▸ **STATED PROBLEM**: Transcribe everything in the data word for word. Pictures are left out.

(Items from a figure collection)
::::::

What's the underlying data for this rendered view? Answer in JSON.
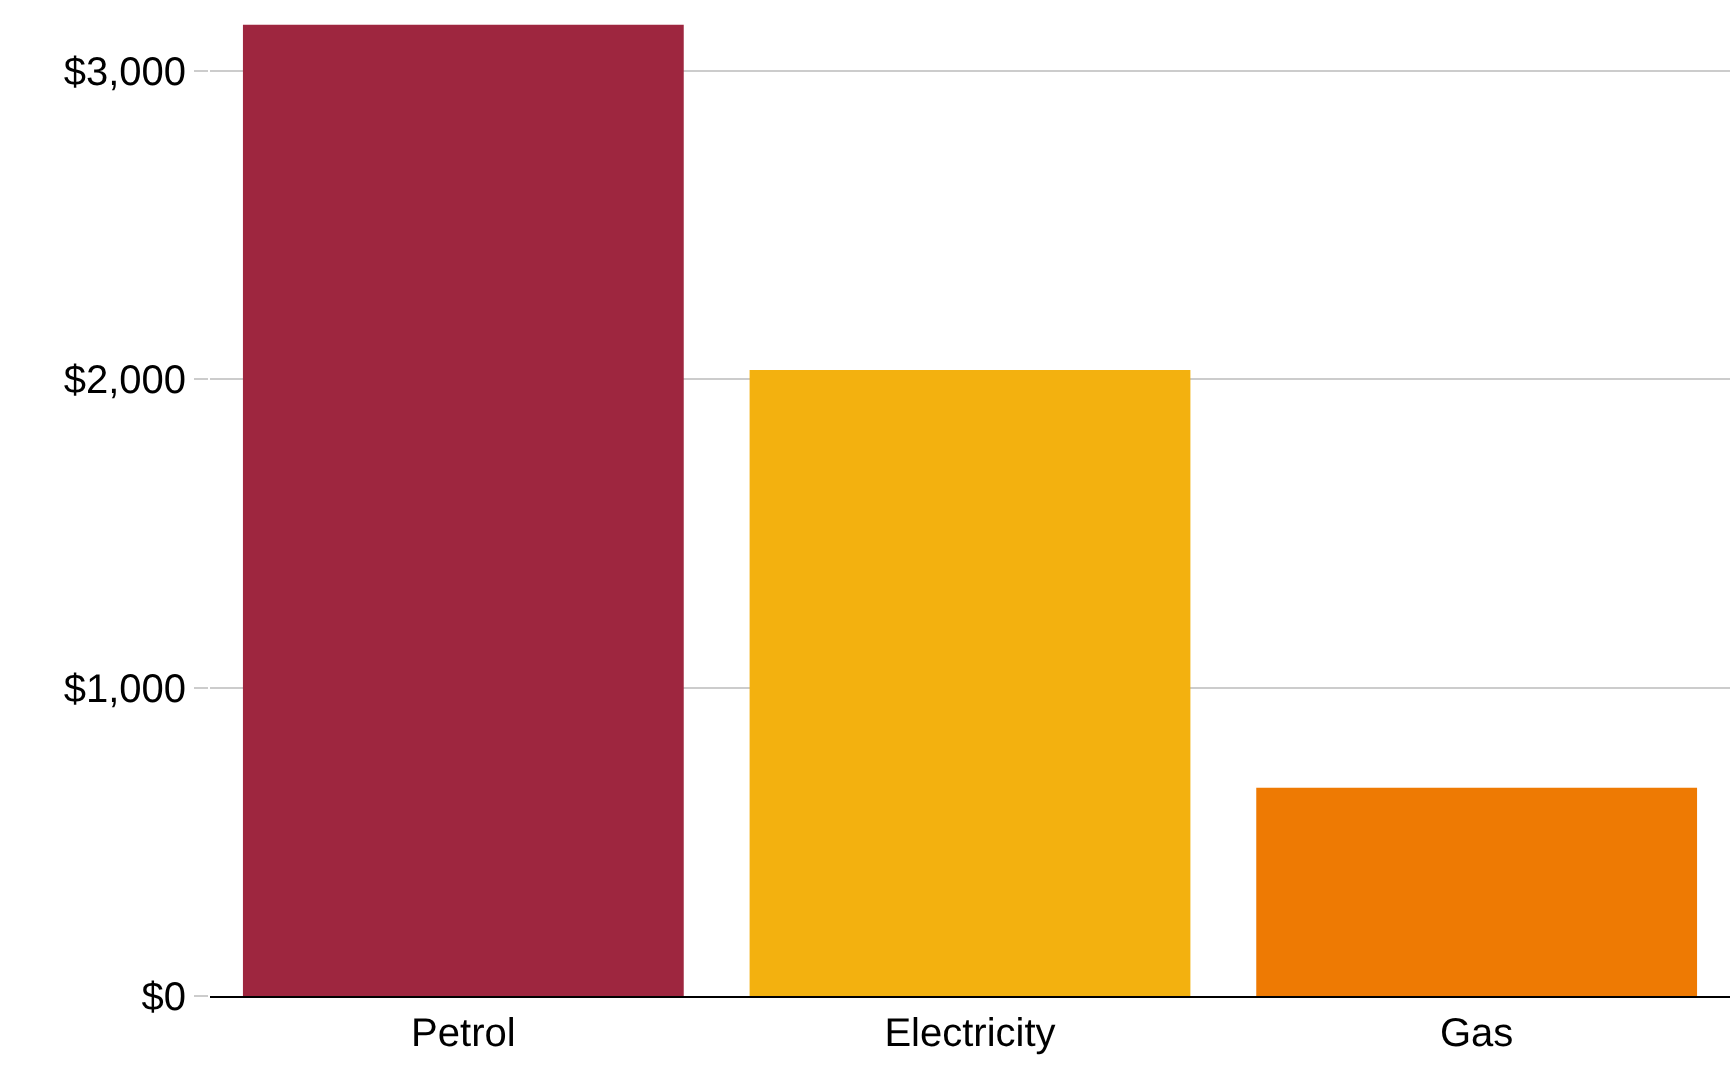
{
  "chart_data": {
    "type": "bar",
    "categories": [
      "Petrol",
      "Electricity",
      "Gas"
    ],
    "values": [
      3150,
      2030,
      675
    ],
    "colors": [
      "#9e263f",
      "#f3b10f",
      "#ee7a03"
    ],
    "ylim": [
      0,
      3230
    ],
    "yticks": [
      {
        "value": 0,
        "label": "$0"
      },
      {
        "value": 1000,
        "label": "$1,000"
      },
      {
        "value": 2000,
        "label": "$2,000"
      },
      {
        "value": 3000,
        "label": "$3,000"
      }
    ],
    "grid": "y"
  }
}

::::::

▸ **WRITTEN REPLY**:
What's the underlying data for this rendered view? Answer in JSON.
{
  "chart_data": {
    "type": "bar",
    "categories": [
      "Petrol",
      "Electricity",
      "Gas"
    ],
    "values": [
      3150,
      2030,
      675
    ],
    "colors": [
      "#9e263f",
      "#f3b10f",
      "#ee7a03"
    ],
    "ylim": [
      0,
      3230
    ],
    "yticks": [
      {
        "value": 0,
        "label": "$0"
      },
      {
        "value": 1000,
        "label": "$1,000"
      },
      {
        "value": 2000,
        "label": "$2,000"
      },
      {
        "value": 3000,
        "label": "$3,000"
      }
    ],
    "grid": "y"
  }
}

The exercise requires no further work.